*Given task*
Transcribe the entries that follow exactly as they appear, minus pictures.

*Exercise input*
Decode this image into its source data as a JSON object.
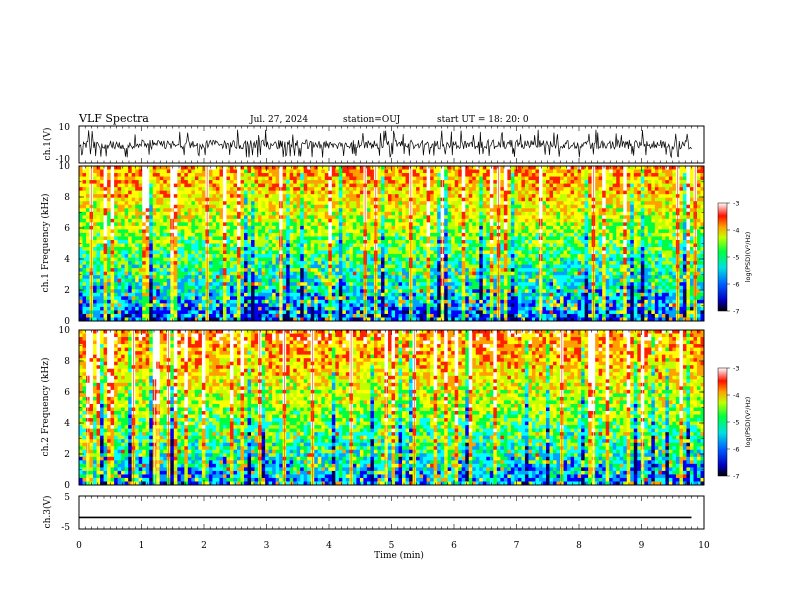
{
  "header": {
    "title": "VLF Spectra",
    "date": "Jul. 27, 2024",
    "station": "station=OUJ",
    "start_time": "start UT = 18: 20: 0"
  },
  "chart_data": [
    {
      "type": "line",
      "panel": "ch1-waveform",
      "ylabel": "ch.1(V)",
      "ylim": [
        -10,
        10
      ],
      "yticks": [
        "10",
        "-10"
      ],
      "xlim": [
        0,
        10
      ],
      "note": "dense noisy waveform, mostly between about -3 and 3 V with frequent spikes to about -7 V"
    },
    {
      "type": "heatmap",
      "panel": "ch1-spectrogram",
      "ylabel": "ch.1 Frequency (kHz)",
      "ylim": [
        0,
        10
      ],
      "yticks": [
        "0",
        "2",
        "4",
        "6",
        "8",
        "10"
      ],
      "xlim": [
        0,
        10
      ],
      "colorbar": {
        "label": "log(PSD)(V²/Hz)",
        "range": [
          -7,
          -3
        ],
        "ticks": [
          "-3",
          "-4",
          "-5",
          "-6",
          "-7"
        ]
      }
    },
    {
      "type": "heatmap",
      "panel": "ch2-spectrogram",
      "ylabel": "ch.2 Frequency (kHz)",
      "ylim": [
        0,
        10
      ],
      "yticks": [
        "0",
        "2",
        "4",
        "6",
        "8",
        "10"
      ],
      "xlim": [
        0,
        10
      ],
      "colorbar": {
        "label": "log(PSD)(V²/Hz)",
        "range": [
          -7,
          -3
        ],
        "ticks": [
          "-3",
          "-4",
          "-5",
          "-6",
          "-7"
        ]
      }
    },
    {
      "type": "line",
      "panel": "ch3-waveform",
      "ylabel": "ch.3(V)",
      "ylim": [
        -5,
        5
      ],
      "yticks": [
        "5",
        "-5"
      ],
      "xlim": [
        0,
        10
      ],
      "x": [
        0,
        9.8
      ],
      "y": [
        -1.5,
        -1.5
      ]
    }
  ],
  "xaxis": {
    "label": "Time (min)",
    "ticks": [
      "0",
      "1",
      "2",
      "3",
      "4",
      "5",
      "6",
      "7",
      "8",
      "9",
      "10"
    ]
  },
  "colors": {
    "colormap": [
      "#000060",
      "#0000ff",
      "#00a0ff",
      "#00ffff",
      "#00ff40",
      "#c0ff00",
      "#ffff00",
      "#ffa000",
      "#ff2000",
      "#ffffff"
    ]
  }
}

*The completed task*
Decode this image into its source data as a JSON object.
{
  "header": {
    "title": "VLF Spectra",
    "date": "Jul. 27, 2024",
    "station": "station=OUJ",
    "start_time": "start UT = 18: 20: 0"
  },
  "chart_data": [
    {
      "type": "line",
      "panel": "ch1-waveform",
      "ylabel": "ch.1(V)",
      "ylim": [
        -10,
        10
      ],
      "yticks": [
        "10",
        "-10"
      ],
      "xlim": [
        0,
        10
      ],
      "note": "dense noisy waveform, mostly between about -3 and 3 V with frequent spikes to about -7 V"
    },
    {
      "type": "heatmap",
      "panel": "ch1-spectrogram",
      "ylabel": "ch.1 Frequency (kHz)",
      "ylim": [
        0,
        10
      ],
      "yticks": [
        "0",
        "2",
        "4",
        "6",
        "8",
        "10"
      ],
      "xlim": [
        0,
        10
      ],
      "colorbar": {
        "label": "log(PSD)(V²/Hz)",
        "range": [
          -7,
          -3
        ],
        "ticks": [
          "-3",
          "-4",
          "-5",
          "-6",
          "-7"
        ]
      }
    },
    {
      "type": "heatmap",
      "panel": "ch2-spectrogram",
      "ylabel": "ch.2 Frequency (kHz)",
      "ylim": [
        0,
        10
      ],
      "yticks": [
        "0",
        "2",
        "4",
        "6",
        "8",
        "10"
      ],
      "xlim": [
        0,
        10
      ],
      "colorbar": {
        "label": "log(PSD)(V²/Hz)",
        "range": [
          -7,
          -3
        ],
        "ticks": [
          "-3",
          "-4",
          "-5",
          "-6",
          "-7"
        ]
      }
    },
    {
      "type": "line",
      "panel": "ch3-waveform",
      "ylabel": "ch.3(V)",
      "ylim": [
        -5,
        5
      ],
      "yticks": [
        "5",
        "-5"
      ],
      "xlim": [
        0,
        10
      ],
      "x": [
        0,
        9.8
      ],
      "y": [
        -1.5,
        -1.5
      ]
    }
  ],
  "xaxis": {
    "label": "Time (min)",
    "ticks": [
      "0",
      "1",
      "2",
      "3",
      "4",
      "5",
      "6",
      "7",
      "8",
      "9",
      "10"
    ]
  },
  "colors": {
    "colormap": [
      "#000060",
      "#0000ff",
      "#00a0ff",
      "#00ffff",
      "#00ff40",
      "#c0ff00",
      "#ffff00",
      "#ffa000",
      "#ff2000",
      "#ffffff"
    ]
  }
}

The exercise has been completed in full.